Requirement =>
All entries below need to be written out exactly, but without their pictures.

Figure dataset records

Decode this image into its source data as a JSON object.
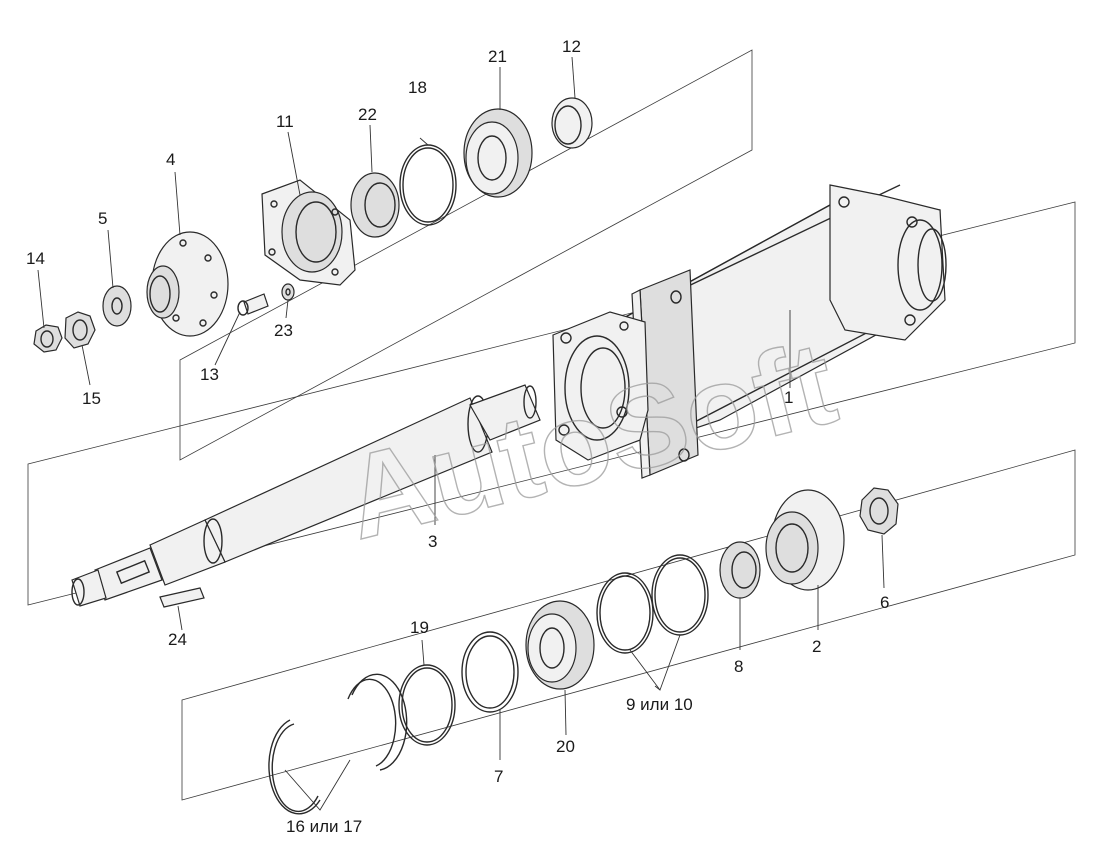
{
  "watermark": "AutoSoft",
  "callouts": [
    {
      "id": "p1",
      "label": "1"
    },
    {
      "id": "p2",
      "label": "2"
    },
    {
      "id": "p3",
      "label": "3"
    },
    {
      "id": "p4",
      "label": "4"
    },
    {
      "id": "p5",
      "label": "5"
    },
    {
      "id": "p6",
      "label": "6"
    },
    {
      "id": "p7",
      "label": "7"
    },
    {
      "id": "p8",
      "label": "8"
    },
    {
      "id": "p9",
      "label": "9 или 10"
    },
    {
      "id": "p11",
      "label": "11"
    },
    {
      "id": "p12",
      "label": "12"
    },
    {
      "id": "p13",
      "label": "13"
    },
    {
      "id": "p14",
      "label": "14"
    },
    {
      "id": "p15",
      "label": "15"
    },
    {
      "id": "p16",
      "label": "16 или 17"
    },
    {
      "id": "p18",
      "label": "18"
    },
    {
      "id": "p19",
      "label": "19"
    },
    {
      "id": "p20",
      "label": "20"
    },
    {
      "id": "p21",
      "label": "21"
    },
    {
      "id": "p22",
      "label": "22"
    },
    {
      "id": "p23",
      "label": "23"
    },
    {
      "id": "p24",
      "label": "24"
    }
  ]
}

Response below =>
Decode this image into its source data as a JSON object.
{
  "watermark": "AutoSoft",
  "callouts": [
    {
      "id": "p1",
      "label": "1"
    },
    {
      "id": "p2",
      "label": "2"
    },
    {
      "id": "p3",
      "label": "3"
    },
    {
      "id": "p4",
      "label": "4"
    },
    {
      "id": "p5",
      "label": "5"
    },
    {
      "id": "p6",
      "label": "6"
    },
    {
      "id": "p7",
      "label": "7"
    },
    {
      "id": "p8",
      "label": "8"
    },
    {
      "id": "p9",
      "label": "9 или 10"
    },
    {
      "id": "p11",
      "label": "11"
    },
    {
      "id": "p12",
      "label": "12"
    },
    {
      "id": "p13",
      "label": "13"
    },
    {
      "id": "p14",
      "label": "14"
    },
    {
      "id": "p15",
      "label": "15"
    },
    {
      "id": "p16",
      "label": "16 или 17"
    },
    {
      "id": "p18",
      "label": "18"
    },
    {
      "id": "p19",
      "label": "19"
    },
    {
      "id": "p20",
      "label": "20"
    },
    {
      "id": "p21",
      "label": "21"
    },
    {
      "id": "p22",
      "label": "22"
    },
    {
      "id": "p23",
      "label": "23"
    },
    {
      "id": "p24",
      "label": "24"
    }
  ]
}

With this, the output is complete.